[SET TASK]
Rewrite all of the material below, replacing every "device" with "apparatus" and keeping everything else the same. Leave the pictures out of your answer.

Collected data
—————
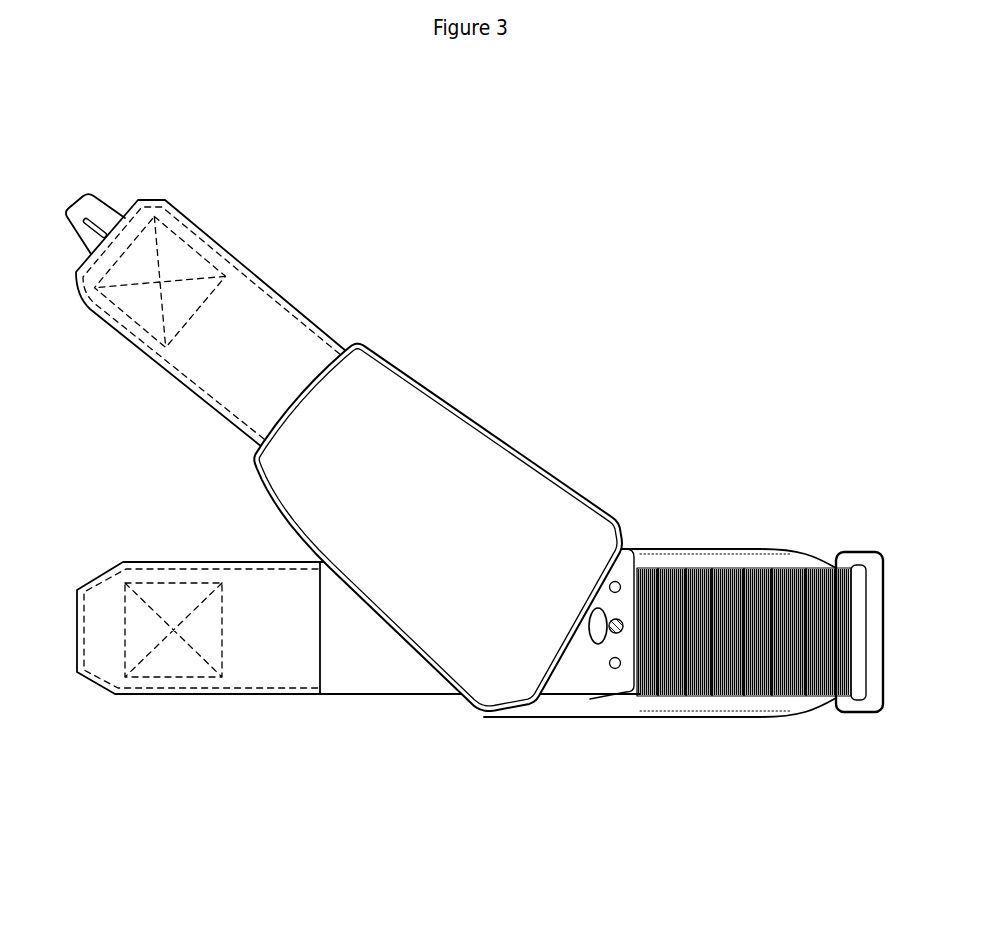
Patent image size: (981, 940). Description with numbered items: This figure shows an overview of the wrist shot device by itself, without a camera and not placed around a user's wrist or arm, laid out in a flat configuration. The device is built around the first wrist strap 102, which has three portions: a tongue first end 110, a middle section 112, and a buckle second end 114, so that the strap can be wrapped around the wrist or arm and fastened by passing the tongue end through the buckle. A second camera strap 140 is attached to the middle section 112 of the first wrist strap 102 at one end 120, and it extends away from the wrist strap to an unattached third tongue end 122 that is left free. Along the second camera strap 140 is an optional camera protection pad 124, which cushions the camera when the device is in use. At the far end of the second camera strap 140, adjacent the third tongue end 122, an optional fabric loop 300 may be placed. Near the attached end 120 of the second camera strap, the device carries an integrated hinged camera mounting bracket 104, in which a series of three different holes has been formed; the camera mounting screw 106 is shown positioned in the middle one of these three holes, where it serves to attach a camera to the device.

The first wrist strap 102 is at (338, 802).
The integrated hinged camera mounting bracket 104 is at (637, 560).
The camera mounting screw 106 is at (598, 653).
The tongue first end 110 is at (77, 686).
The middle section 112 is at (403, 708).
The buckle second end 114 is at (862, 723).
The attached end of the second camera strap 120 is at (557, 632).
The third tongue end 122 is at (163, 187).
The camera protection pad 124 is at (498, 422).
The second camera strap 140 is at (487, 258).
The fabric loop 300 is at (98, 183).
—————
[EXERCISE RESPONSE]
Patent image size: (981, 940). Description with numbered items: This figure shows an overview of the wrist shot apparatus by itself, without a camera and not placed around a user's wrist or arm, laid out in a flat configuration. The apparatus is built around the first wrist strap 102, which has three portions: a tongue first end 110, a middle section 112, and a buckle second end 114, so that the strap can be wrapped around the wrist or arm and fastened by passing the tongue end through the buckle. A second camera strap 140 is attached to the middle section 112 of the first wrist strap 102 at one end 120, and it extends away from the wrist strap to an unattached third tongue end 122 that is left free. Along the second camera strap 140 is an optional camera protection pad 124, which cushions the camera when the apparatus is in use. At the far end of the second camera strap 140, adjacent the third tongue end 122, an optional fabric loop 300 may be placed. Near the attached end 120 of the second camera strap, the apparatus carries an integrated hinged camera mounting bracket 104, in which a series of three different holes has been formed; the camera mounting screw 106 is shown positioned in the middle one of these three holes, where it serves to attach a camera to the apparatus.

The first wrist strap 102 is at (338, 802).
The integrated hinged camera mounting bracket 104 is at (637, 560).
The camera mounting screw 106 is at (598, 653).
The tongue first end 110 is at (77, 686).
The middle section 112 is at (403, 708).
The buckle second end 114 is at (862, 723).
The attached end of the second camera strap 120 is at (557, 632).
The third tongue end 122 is at (163, 187).
The camera protection pad 124 is at (498, 422).
The second camera strap 140 is at (487, 258).
The fabric loop 300 is at (98, 183).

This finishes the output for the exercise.